Entries with figure data
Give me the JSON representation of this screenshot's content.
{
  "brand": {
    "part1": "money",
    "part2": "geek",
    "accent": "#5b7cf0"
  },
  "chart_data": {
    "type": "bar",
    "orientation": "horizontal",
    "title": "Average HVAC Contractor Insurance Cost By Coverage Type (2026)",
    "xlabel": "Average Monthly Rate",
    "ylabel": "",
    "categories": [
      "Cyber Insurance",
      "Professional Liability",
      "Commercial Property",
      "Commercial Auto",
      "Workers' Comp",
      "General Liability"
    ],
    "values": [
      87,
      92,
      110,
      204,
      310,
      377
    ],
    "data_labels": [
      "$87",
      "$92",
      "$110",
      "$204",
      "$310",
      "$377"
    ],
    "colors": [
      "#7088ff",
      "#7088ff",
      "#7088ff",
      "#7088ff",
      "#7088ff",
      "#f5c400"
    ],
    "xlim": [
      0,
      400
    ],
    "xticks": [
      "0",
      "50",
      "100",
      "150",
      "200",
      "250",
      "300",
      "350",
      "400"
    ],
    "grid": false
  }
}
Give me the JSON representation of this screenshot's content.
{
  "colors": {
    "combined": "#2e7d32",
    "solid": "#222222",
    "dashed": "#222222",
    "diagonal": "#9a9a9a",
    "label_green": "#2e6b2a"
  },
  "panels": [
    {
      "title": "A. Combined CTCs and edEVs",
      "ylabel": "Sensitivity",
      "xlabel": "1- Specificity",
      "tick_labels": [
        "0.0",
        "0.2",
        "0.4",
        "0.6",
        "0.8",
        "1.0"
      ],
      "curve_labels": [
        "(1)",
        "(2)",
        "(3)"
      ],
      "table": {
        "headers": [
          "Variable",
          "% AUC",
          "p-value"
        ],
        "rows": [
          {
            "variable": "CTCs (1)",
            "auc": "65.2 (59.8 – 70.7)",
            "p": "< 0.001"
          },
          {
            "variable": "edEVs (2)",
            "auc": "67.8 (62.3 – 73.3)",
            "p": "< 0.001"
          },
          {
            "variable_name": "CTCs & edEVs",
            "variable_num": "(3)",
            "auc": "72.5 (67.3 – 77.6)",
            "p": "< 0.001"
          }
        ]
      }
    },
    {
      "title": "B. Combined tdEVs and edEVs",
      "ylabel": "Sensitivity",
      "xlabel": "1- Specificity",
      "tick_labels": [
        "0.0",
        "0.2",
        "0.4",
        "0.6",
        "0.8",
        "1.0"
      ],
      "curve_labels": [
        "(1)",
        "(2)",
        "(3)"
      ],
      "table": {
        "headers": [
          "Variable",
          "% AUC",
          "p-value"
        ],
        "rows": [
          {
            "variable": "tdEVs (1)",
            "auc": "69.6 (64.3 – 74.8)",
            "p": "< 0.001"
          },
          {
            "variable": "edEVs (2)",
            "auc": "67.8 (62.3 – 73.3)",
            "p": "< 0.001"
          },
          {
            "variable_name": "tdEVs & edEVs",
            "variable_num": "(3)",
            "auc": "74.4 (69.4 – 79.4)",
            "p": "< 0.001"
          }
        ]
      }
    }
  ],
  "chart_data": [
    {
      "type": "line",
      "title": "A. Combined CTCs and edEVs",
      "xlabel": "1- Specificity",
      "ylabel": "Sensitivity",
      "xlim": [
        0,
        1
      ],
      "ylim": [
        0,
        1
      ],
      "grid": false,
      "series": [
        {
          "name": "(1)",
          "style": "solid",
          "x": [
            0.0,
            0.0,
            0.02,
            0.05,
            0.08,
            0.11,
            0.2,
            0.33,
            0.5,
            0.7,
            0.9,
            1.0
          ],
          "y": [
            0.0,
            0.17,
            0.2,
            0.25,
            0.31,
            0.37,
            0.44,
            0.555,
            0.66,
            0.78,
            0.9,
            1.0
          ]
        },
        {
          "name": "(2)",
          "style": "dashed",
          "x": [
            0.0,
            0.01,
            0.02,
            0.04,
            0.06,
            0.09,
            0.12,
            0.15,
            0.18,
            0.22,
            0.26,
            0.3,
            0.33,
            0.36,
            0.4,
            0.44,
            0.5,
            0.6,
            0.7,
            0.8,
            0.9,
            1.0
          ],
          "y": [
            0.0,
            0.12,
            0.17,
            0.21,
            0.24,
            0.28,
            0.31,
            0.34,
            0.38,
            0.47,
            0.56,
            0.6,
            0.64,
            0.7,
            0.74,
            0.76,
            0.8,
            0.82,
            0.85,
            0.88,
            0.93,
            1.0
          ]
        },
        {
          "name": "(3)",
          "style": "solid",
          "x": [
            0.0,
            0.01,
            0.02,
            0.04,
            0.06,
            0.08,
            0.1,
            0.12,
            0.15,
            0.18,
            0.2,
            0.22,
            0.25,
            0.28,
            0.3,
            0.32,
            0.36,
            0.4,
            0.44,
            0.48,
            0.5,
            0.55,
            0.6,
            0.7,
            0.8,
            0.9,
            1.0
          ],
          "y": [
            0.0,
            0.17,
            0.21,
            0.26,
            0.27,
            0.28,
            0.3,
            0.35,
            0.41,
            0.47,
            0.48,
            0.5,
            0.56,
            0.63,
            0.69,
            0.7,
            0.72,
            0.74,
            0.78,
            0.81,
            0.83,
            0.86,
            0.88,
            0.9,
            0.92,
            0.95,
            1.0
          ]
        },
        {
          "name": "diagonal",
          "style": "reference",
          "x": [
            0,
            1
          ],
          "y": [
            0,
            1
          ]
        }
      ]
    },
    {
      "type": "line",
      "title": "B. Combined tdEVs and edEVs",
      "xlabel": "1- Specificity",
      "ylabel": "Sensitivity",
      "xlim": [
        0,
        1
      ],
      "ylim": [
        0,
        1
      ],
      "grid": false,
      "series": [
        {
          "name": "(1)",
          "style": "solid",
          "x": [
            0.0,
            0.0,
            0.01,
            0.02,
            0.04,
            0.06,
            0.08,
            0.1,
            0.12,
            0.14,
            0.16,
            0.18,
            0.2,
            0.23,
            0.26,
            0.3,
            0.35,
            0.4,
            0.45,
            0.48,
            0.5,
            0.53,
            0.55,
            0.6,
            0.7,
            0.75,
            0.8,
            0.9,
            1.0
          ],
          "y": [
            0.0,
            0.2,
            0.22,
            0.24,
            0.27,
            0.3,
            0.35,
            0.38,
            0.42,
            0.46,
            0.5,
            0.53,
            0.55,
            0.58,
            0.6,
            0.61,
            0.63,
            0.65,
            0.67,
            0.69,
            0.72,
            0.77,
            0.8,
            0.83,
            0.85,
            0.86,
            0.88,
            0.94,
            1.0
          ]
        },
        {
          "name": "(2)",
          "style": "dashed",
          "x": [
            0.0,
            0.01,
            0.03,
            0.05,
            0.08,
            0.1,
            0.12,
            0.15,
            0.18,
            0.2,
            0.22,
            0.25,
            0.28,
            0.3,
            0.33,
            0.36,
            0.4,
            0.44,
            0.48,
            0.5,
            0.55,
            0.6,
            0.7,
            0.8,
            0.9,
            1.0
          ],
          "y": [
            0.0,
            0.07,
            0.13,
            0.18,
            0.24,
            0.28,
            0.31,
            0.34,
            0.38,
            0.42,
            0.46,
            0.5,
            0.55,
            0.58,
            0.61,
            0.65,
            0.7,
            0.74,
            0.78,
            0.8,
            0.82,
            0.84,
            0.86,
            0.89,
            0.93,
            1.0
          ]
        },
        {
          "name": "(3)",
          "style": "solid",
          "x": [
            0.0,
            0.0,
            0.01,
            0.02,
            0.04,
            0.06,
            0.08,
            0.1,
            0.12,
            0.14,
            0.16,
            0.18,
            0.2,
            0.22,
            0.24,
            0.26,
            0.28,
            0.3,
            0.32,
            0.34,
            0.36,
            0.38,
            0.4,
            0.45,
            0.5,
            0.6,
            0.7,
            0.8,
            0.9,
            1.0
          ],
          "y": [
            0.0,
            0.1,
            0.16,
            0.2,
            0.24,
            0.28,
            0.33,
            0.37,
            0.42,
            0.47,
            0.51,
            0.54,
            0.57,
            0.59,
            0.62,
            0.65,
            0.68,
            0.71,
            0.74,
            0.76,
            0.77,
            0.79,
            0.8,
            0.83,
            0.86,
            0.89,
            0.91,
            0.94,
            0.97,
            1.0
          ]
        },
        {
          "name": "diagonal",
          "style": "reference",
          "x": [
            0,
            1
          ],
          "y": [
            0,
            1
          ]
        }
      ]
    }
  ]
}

### Problem description
From the data above, copy each line where the string "CTCs" appears.

### Problem solution
      "title": "A. Combined CTCs and edEVs",
            "variable": "CTCs (1)",
            "variable_name": "CTCs & edEVs",
      "title": "A. Combined CTCs and edEVs",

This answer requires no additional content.